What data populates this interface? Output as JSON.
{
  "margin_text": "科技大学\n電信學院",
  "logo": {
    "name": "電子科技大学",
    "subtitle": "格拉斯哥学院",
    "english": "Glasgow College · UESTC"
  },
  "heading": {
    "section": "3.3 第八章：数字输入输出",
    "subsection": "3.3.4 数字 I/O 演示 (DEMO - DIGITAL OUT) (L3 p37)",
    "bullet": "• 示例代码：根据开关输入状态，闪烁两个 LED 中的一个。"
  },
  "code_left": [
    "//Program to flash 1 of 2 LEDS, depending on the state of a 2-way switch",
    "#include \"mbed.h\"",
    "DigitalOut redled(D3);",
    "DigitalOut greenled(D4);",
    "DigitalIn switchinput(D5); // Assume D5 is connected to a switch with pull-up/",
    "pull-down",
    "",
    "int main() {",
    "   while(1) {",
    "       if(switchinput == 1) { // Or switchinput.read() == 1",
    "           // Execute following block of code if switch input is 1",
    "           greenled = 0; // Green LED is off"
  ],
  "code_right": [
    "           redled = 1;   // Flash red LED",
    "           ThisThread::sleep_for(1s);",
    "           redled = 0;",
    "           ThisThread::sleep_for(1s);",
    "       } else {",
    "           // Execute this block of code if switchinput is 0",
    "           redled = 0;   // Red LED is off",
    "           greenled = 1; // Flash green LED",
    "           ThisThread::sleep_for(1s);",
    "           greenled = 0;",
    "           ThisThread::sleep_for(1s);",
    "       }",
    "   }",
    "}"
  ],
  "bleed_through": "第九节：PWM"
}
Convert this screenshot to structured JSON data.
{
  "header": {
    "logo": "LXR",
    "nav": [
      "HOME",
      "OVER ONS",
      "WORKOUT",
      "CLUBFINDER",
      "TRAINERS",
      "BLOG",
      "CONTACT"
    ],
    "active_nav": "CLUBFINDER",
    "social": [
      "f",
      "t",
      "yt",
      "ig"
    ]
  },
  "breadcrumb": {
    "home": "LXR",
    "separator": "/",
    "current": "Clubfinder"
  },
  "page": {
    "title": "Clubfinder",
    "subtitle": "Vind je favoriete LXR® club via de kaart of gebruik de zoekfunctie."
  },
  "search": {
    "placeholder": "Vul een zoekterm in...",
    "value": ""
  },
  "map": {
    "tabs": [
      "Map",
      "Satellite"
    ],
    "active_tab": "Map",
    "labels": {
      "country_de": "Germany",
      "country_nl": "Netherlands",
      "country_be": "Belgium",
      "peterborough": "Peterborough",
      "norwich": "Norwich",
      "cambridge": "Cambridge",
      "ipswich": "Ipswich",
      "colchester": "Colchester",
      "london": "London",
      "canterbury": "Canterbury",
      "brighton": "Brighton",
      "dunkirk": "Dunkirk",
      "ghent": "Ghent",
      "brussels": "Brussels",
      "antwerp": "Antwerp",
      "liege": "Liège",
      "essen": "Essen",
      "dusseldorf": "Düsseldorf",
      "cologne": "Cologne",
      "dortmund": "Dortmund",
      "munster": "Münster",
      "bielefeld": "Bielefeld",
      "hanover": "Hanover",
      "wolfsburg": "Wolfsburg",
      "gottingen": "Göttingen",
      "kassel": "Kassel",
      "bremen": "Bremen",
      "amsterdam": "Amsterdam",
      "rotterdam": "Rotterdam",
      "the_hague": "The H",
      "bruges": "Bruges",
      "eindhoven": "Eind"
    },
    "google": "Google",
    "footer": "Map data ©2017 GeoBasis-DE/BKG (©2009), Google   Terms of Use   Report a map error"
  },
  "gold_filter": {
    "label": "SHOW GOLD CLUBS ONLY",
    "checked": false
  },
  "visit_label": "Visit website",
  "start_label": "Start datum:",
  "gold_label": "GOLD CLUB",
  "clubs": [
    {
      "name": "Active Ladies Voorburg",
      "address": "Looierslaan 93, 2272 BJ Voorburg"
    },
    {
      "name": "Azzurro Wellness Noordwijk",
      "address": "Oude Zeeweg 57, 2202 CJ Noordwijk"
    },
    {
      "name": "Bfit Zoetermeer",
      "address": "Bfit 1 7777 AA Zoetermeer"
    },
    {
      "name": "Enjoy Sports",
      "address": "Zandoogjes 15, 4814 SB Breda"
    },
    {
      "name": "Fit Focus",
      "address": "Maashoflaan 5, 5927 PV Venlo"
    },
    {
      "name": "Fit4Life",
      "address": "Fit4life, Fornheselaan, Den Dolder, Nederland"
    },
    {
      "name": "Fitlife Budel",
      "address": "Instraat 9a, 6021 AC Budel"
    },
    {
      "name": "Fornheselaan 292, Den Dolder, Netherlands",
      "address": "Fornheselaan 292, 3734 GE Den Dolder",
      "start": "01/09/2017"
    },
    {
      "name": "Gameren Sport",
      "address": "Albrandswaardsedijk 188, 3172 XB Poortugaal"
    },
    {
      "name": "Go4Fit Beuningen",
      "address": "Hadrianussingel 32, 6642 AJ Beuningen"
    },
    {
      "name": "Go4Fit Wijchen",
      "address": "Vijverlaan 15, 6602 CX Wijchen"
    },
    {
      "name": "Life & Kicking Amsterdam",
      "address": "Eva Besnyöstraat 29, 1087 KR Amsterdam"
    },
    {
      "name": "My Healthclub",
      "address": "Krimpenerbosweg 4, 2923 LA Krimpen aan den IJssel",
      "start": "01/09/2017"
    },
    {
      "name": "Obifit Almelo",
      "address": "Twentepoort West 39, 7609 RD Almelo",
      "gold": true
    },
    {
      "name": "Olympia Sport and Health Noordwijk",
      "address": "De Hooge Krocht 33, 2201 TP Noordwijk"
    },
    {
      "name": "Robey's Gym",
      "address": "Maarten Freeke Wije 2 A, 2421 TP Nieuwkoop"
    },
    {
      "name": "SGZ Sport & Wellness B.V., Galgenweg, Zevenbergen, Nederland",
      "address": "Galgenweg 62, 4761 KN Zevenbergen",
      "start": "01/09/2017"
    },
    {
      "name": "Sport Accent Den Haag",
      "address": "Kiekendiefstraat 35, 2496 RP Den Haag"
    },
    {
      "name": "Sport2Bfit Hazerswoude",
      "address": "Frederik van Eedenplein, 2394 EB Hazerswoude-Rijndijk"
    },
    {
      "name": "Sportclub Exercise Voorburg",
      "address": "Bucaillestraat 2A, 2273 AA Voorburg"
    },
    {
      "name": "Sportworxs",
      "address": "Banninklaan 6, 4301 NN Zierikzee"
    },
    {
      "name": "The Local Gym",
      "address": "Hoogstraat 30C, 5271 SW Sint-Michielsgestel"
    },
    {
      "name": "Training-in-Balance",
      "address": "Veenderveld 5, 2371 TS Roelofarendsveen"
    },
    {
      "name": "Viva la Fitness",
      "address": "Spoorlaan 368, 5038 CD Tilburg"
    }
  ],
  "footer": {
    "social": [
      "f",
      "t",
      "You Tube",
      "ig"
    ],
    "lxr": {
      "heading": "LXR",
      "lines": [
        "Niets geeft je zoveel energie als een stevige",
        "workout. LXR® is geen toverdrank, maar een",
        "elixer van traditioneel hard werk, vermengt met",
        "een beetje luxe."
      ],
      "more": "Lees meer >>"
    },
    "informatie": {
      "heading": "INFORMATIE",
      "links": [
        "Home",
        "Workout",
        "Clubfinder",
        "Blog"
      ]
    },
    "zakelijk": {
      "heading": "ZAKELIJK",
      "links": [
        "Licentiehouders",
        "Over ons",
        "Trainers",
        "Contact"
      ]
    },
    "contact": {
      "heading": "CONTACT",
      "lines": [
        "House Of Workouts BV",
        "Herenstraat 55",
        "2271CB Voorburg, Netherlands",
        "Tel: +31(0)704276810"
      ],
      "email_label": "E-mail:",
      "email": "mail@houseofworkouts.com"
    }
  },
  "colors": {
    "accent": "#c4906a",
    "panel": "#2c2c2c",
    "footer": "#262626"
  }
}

Requirements →
Copy every line from the records above that contains the word "Wellness".

Final answer →
      "name": "Azzurro Wellness Noordwijk",
      "name": "SGZ Sport & Wellness B.V., Galgenweg, Zevenbergen, Nederland",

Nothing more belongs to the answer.